**REQUEST**
What follows is a set of records; restate each one word for word and drop the pictures.

Dataset items
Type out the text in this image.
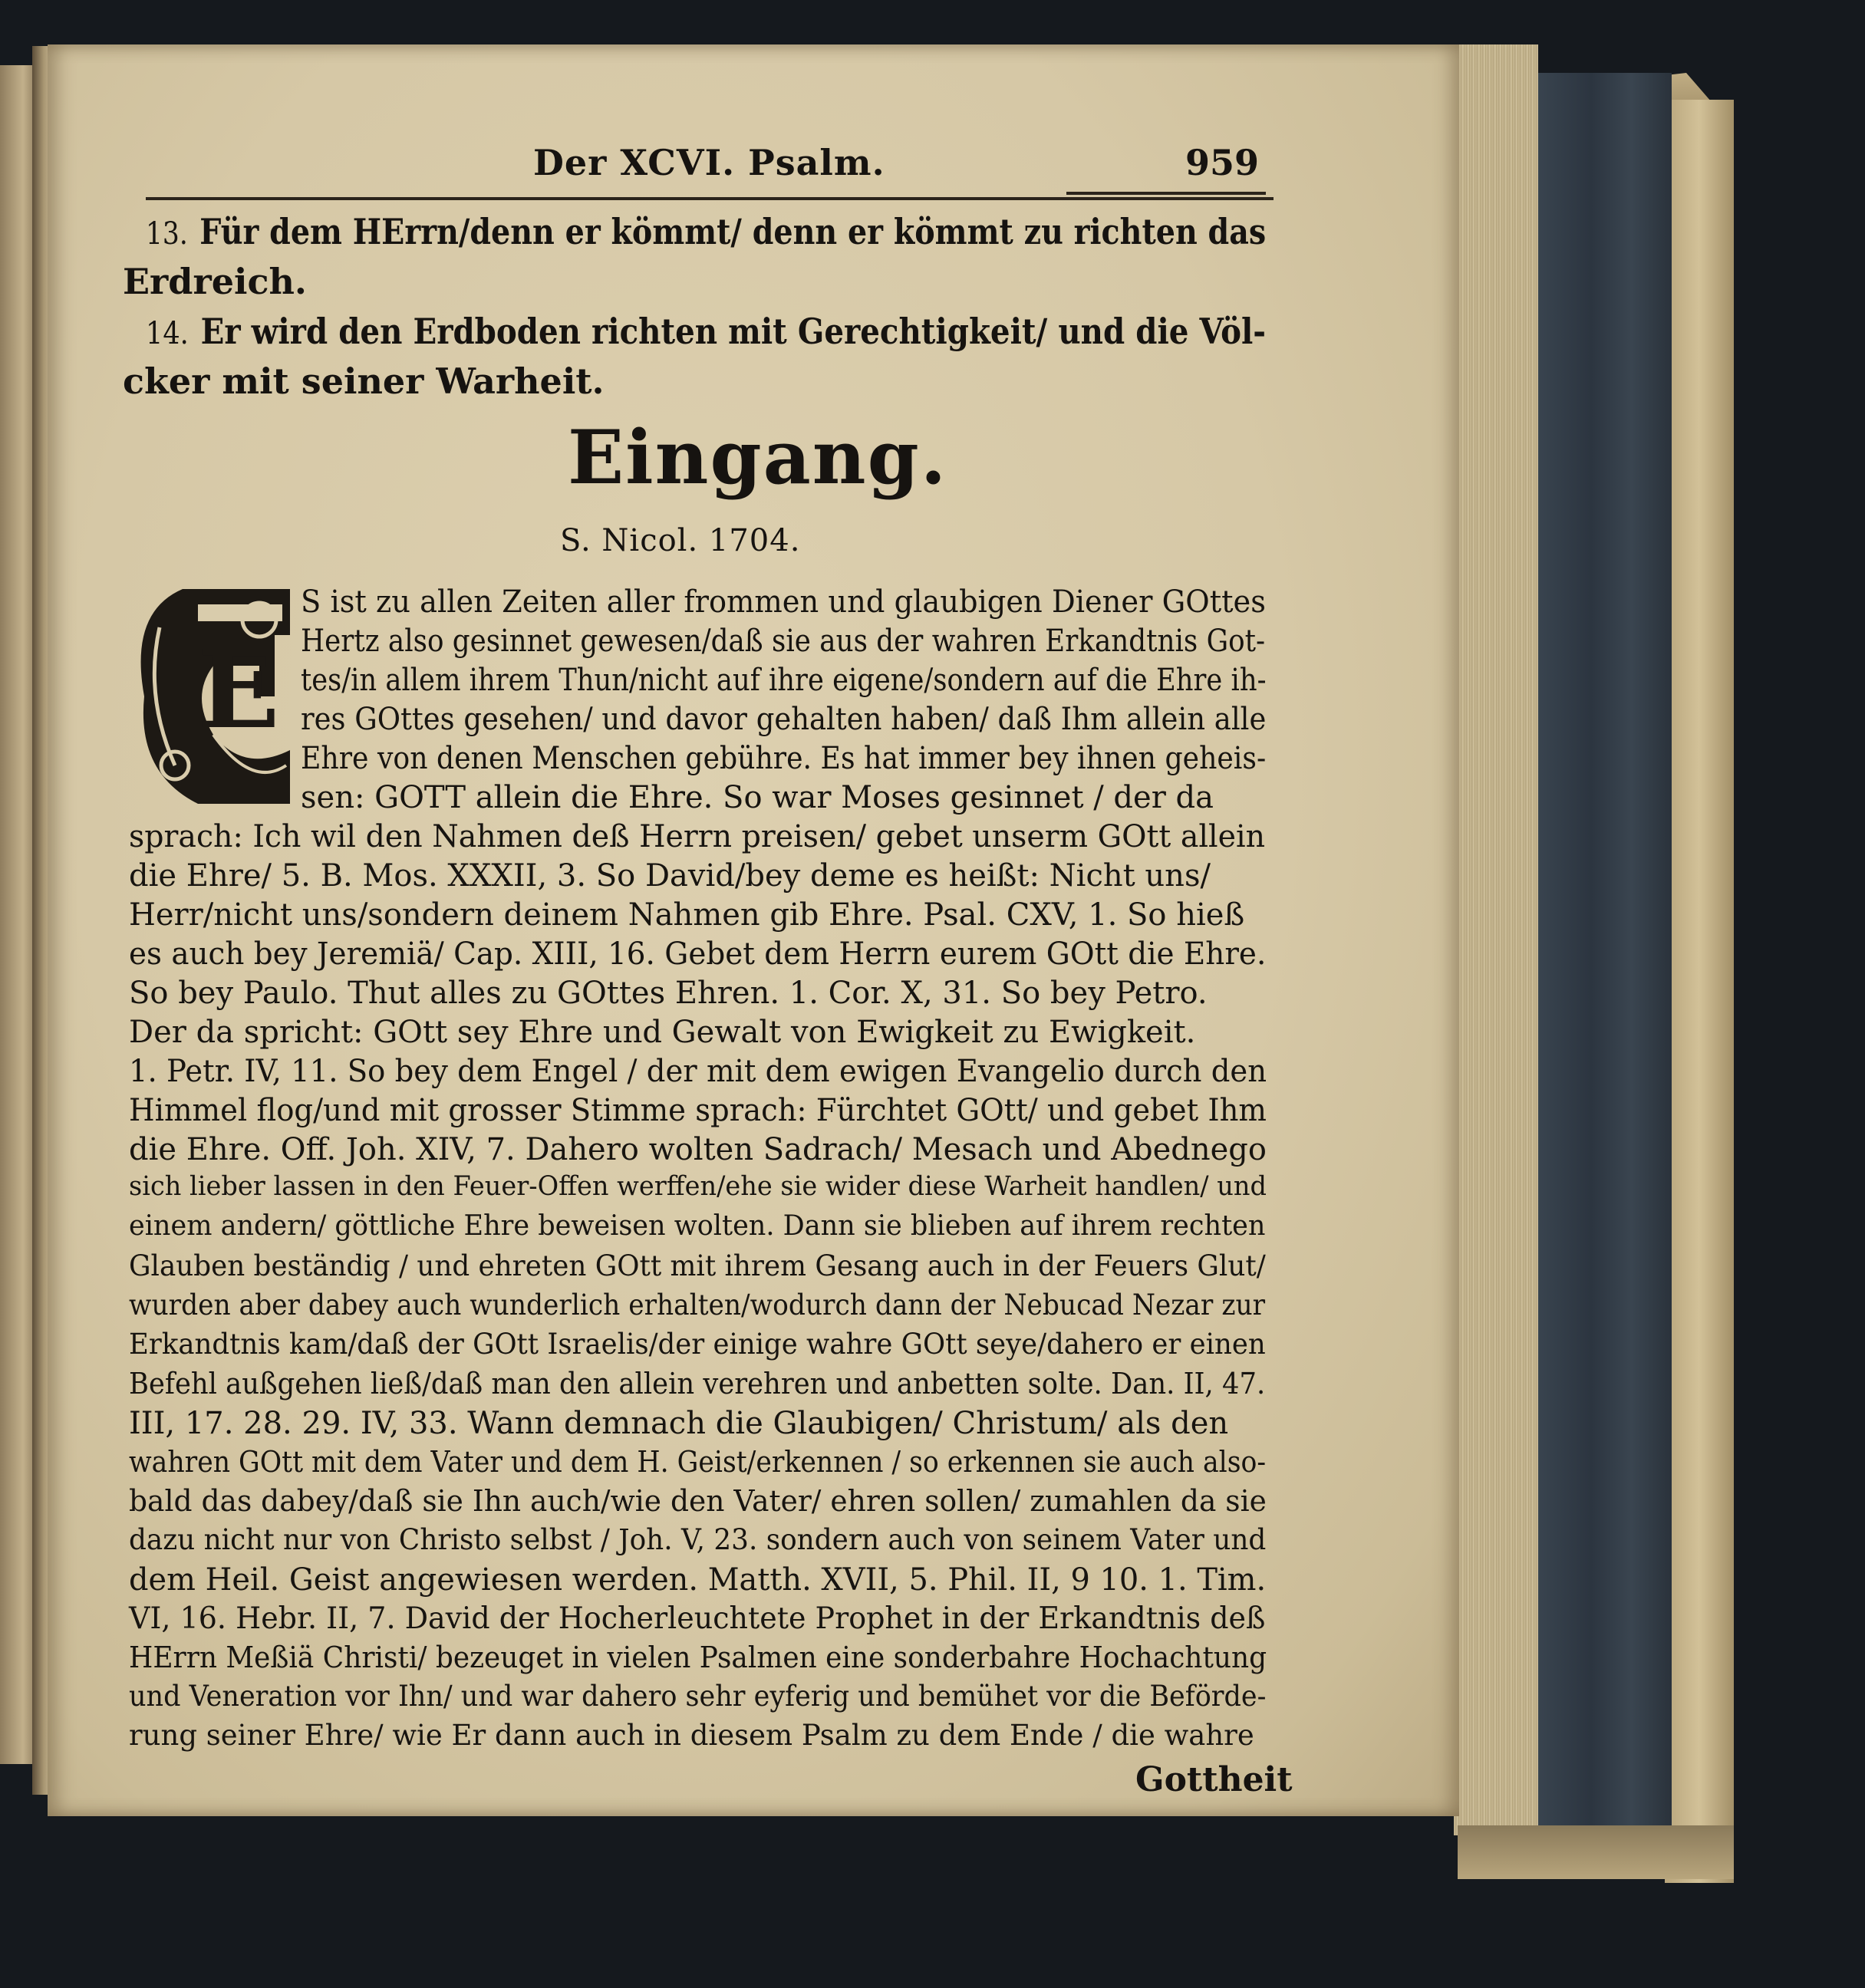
Der XCVI. Psalm.	959
13. Für dem HErrn/denn er kömmt/ denn er kömmt zu richten das
Erdreich.
14. Er wird den Erdboden richten mit Gerechtigkeit/ und die Völ-
cker mit seiner Warheit.
Eingang.
S. Nicol. 1704.
E
S ist zu allen Zeiten aller frommen und glaubigen Diener GOttes
Hertz also gesinnet gewesen/daß sie aus der wahren Erkandtnis Got-
tes/in allem ihrem Thun/nicht auf ihre eigene/sondern auf die Ehre ih-
res GOttes gesehen/ und davor gehalten haben/ daß Ihm allein alle
Ehre von denen Menschen gebühre. Es hat immer bey ihnen geheis-
sen: GOTT allein die Ehre. So war Moses gesinnet / der da
sprach: Ich wil den Nahmen deß Herrn preisen/ gebet unserm GOtt allein
die Ehre/ 5. B. Mos. XXXII, 3. So David/bey deme es heißt: Nicht uns/
Herr/nicht uns/sondern deinem Nahmen gib Ehre. Psal. CXV, 1. So hieß
es auch bey Jeremiä/ Cap. XIII, 16. Gebet dem Herrn eurem GOtt die Ehre.
So bey Paulo. Thut alles zu GOttes Ehren. 1. Cor. X, 31. So bey Petro.
Der da spricht: GOtt sey Ehre und Gewalt von Ewigkeit zu Ewigkeit.
1. Petr. IV, 11. So bey dem Engel / der mit dem ewigen Evangelio durch den
Himmel flog/und mit grosser Stimme sprach: Fürchtet GOtt/ und gebet Ihm
die Ehre. Off. Joh. XIV, 7. Dahero wolten Sadrach/ Mesach und Abednego
sich lieber lassen in den Feuer-Offen werffen/ehe sie wider diese Warheit handlen/ und
einem andern/ göttliche Ehre beweisen wolten. Dann sie blieben auf ihrem rechten
Glauben beständig / und ehreten GOtt mit ihrem Gesang auch in der Feuers Glut/
wurden aber dabey auch wunderlich erhalten/wodurch dann der Nebucad Nezar zur
Erkandtnis kam/daß der GOtt Israelis/der einige wahre GOtt seye/dahero er einen
Befehl außgehen ließ/daß man den allein verehren und anbetten solte. Dan. II, 47.
III, 17. 28. 29. IV, 33. Wann demnach die Glaubigen/ Christum/ als den
wahren GOtt mit dem Vater und dem H. Geist/erkennen / so erkennen sie auch also-
bald das dabey/daß sie Ihn auch/wie den Vater/ ehren sollen/ zumahlen da sie
dazu nicht nur von Christo selbst / Joh. V, 23. sondern auch von seinem Vater und
dem Heil. Geist angewiesen werden. Matth. XVII, 5. Phil. II, 9 10. 1. Tim.
VI, 16. Hebr. II, 7. David der Hocherleuchtete Prophet in der Erkandtnis deß
HErrn Meßiä Christi/ bezeuget in vielen Psalmen eine sonderbahre Hochachtung
und Veneration vor Ihn/ und war dahero sehr eyferig und bemühet vor die Beförde-
rung seiner Ehre/ wie Er dann auch in diesem Psalm zu dem Ende / die wahre
Gottheit
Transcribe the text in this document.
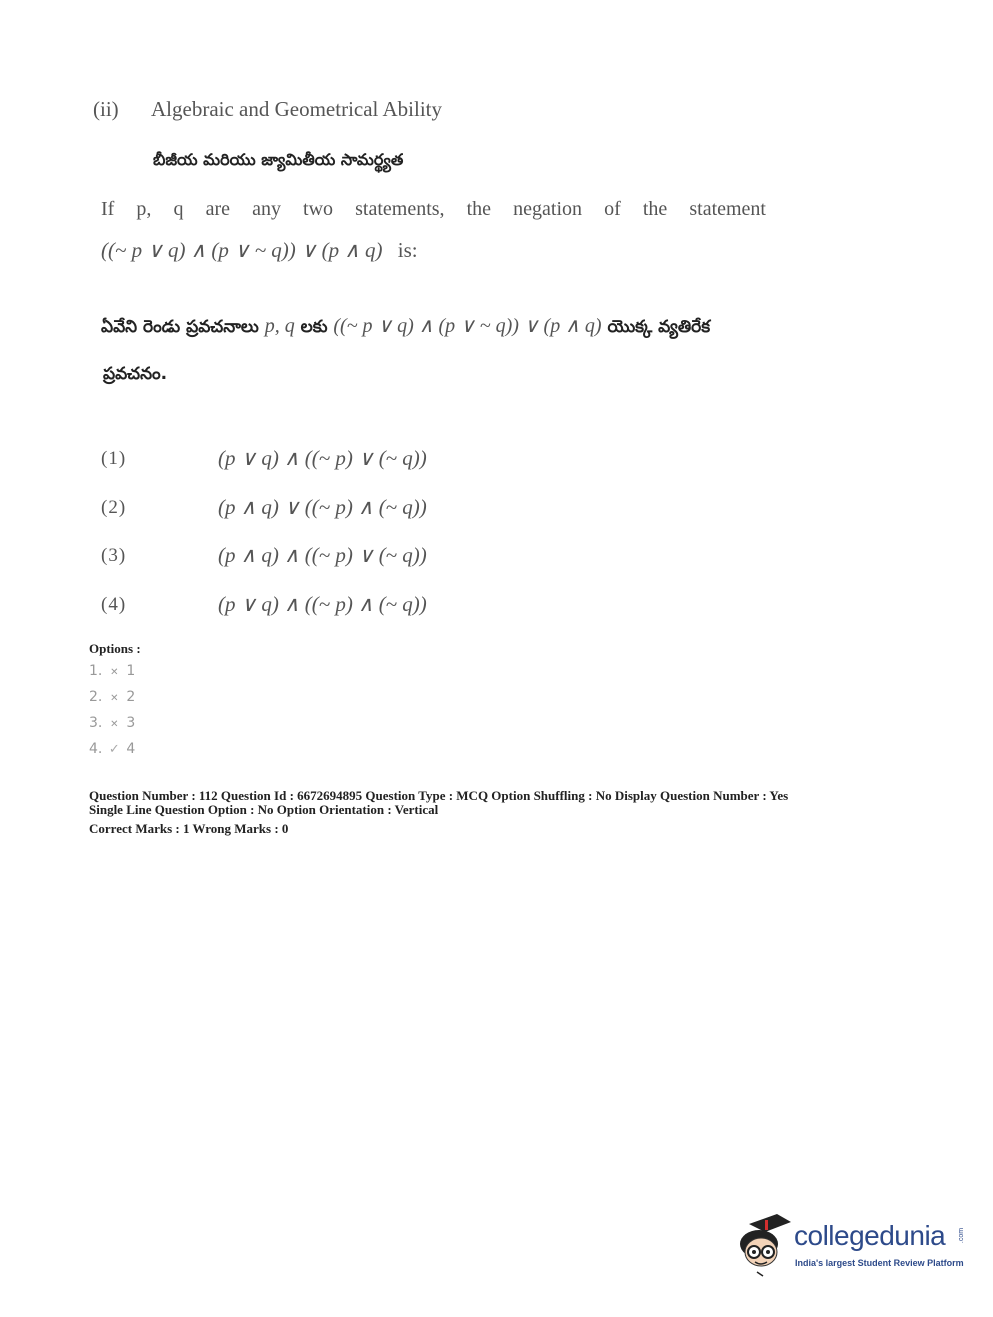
(ii) Algebraic and Geometrical Ability
బీజీయ మరియు జ్యామితీయ సామర్థ్యత
If p, q are any two statements, the negation of the statement
((~ p ∨ q) ∧ (p ∨ ~ q)) ∨ (p ∧ q) is:
ఏవేని రెండు ప్రవచనాలు p, q లకు ((~ p ∨ q) ∧ (p ∨ ~ q)) ∨ (p ∧ q) యొక్క వ్యతిరేక
ప్రవచనం.
(1)	(p ∨ q) ∧ ((~ p) ∨ (~ q))
(2)	(p ∧ q) ∨ ((~ p) ∧ (~ q))
(3)	(p ∧ q) ∧ ((~ p) ∨ (~ q))
(4)	(p ∨ q) ∧ ((~ p) ∧ (~ q))
Options :
1. ✕ 1
2. ✕ 2
3. ✕ 3
4. ✓ 4
Question Number : 112 Question Id : 6672694895 Question Type : MCQ Option Shuffling : No Display Question Number : Yes
Single Line Question Option : No Option Orientation : Vertical
Correct Marks : 1 Wrong Marks : 0
collegedunia .com
India's largest Student Review Platform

**FULL SOLUTION**
Type out the text in this image.
Der XCVI. Psalm.	959
13. Für dem HErrn/denn er kömmt/ denn er kömmt zu richten das
Erdreich.
14. Er wird den Erdboden richten mit Gerechtigkeit/ und die Völ-
cker mit seiner Warheit.
Eingang.
S. Nicol. 1704.
E
S ist zu allen Zeiten aller frommen und glaubigen Diener GOttes
Hertz also gesinnet gewesen/daß sie aus der wahren Erkandtnis Got-
tes/in allem ihrem Thun/nicht auf ihre eigene/sondern auf die Ehre ih-
res GOttes gesehen/ und davor gehalten haben/ daß Ihm allein alle
Ehre von denen Menschen gebühre. Es hat immer bey ihnen geheis-
sen: GOTT allein die Ehre. So war Moses gesinnet / der da
sprach: Ich wil den Nahmen deß Herrn preisen/ gebet unserm GOtt allein
die Ehre/ 5. B. Mos. XXXII, 3. So David/bey deme es heißt: Nicht uns/
Herr/nicht uns/sondern deinem Nahmen gib Ehre. Psal. CXV, 1. So hieß
es auch bey Jeremiä/ Cap. XIII, 16. Gebet dem Herrn eurem GOtt die Ehre.
So bey Paulo. Thut alles zu GOttes Ehren. 1. Cor. X, 31. So bey Petro.
Der da spricht: GOtt sey Ehre und Gewalt von Ewigkeit zu Ewigkeit.
1. Petr. IV, 11. So bey dem Engel / der mit dem ewigen Evangelio durch den
Himmel flog/und mit grosser Stimme sprach: Fürchtet GOtt/ und gebet Ihm
die Ehre. Off. Joh. XIV, 7. Dahero wolten Sadrach/ Mesach und Abednego
sich lieber lassen in den Feuer-Offen werffen/ehe sie wider diese Warheit handlen/ und
einem andern/ göttliche Ehre beweisen wolten. Dann sie blieben auf ihrem rechten
Glauben beständig / und ehreten GOtt mit ihrem Gesang auch in der Feuers Glut/
wurden aber dabey auch wunderlich erhalten/wodurch dann der Nebucad Nezar zur
Erkandtnis kam/daß der GOtt Israelis/der einige wahre GOtt seye/dahero er einen
Befehl außgehen ließ/daß man den allein verehren und anbetten solte. Dan. II, 47.
III, 17. 28. 29. IV, 33. Wann demnach die Glaubigen/ Christum/ als den
wahren GOtt mit dem Vater und dem H. Geist/erkennen / so erkennen sie auch also-
bald das dabey/daß sie Ihn auch/wie den Vater/ ehren sollen/ zumahlen da sie
dazu nicht nur von Christo selbst / Joh. V, 23. sondern auch von seinem Vater und
dem Heil. Geist angewiesen werden. Matth. XVII, 5. Phil. II, 9 10. 1. Tim.
VI, 16. Hebr. II, 7. David der Hocherleuchtete Prophet in der Erkandtnis deß
HErrn Meßiä Christi/ bezeuget in vielen Psalmen eine sonderbahre Hochachtung
und Veneration vor Ihn/ und war dahero sehr eyferig und bemühet vor die Beförde-
rung seiner Ehre/ wie Er dann auch in diesem Psalm zu dem Ende / die wahre
Gottheit
Transcribe the text in this document.
(ii) Algebraic and Geometrical Ability
బీజీయ మరియు జ్యామితీయ సామర్థ్యత
If p, q are any two statements, the negation of the statement
((~ p ∨ q) ∧ (p ∨ ~ q)) ∨ (p ∧ q) is:
ఏవేని రెండు ప్రవచనాలు p, q లకు ((~ p ∨ q) ∧ (p ∨ ~ q)) ∨ (p ∧ q) యొక్క వ్యతిరేక
ప్రవచనం.
(1)	(p ∨ q) ∧ ((~ p) ∨ (~ q))
(2)	(p ∧ q) ∨ ((~ p) ∧ (~ q))
(3)	(p ∧ q) ∧ ((~ p) ∨ (~ q))
(4)	(p ∨ q) ∧ ((~ p) ∧ (~ q))
Options :
1. ✕ 1
2. ✕ 2
3. ✕ 3
4. ✓ 4
Question Number : 112 Question Id : 6672694895 Question Type : MCQ Option Shuffling : No Display Question Number : Yes
Single Line Question Option : No Option Orientation : Vertical
Correct Marks : 1 Wrong Marks : 0
collegedunia .com
India's largest Student Review Platform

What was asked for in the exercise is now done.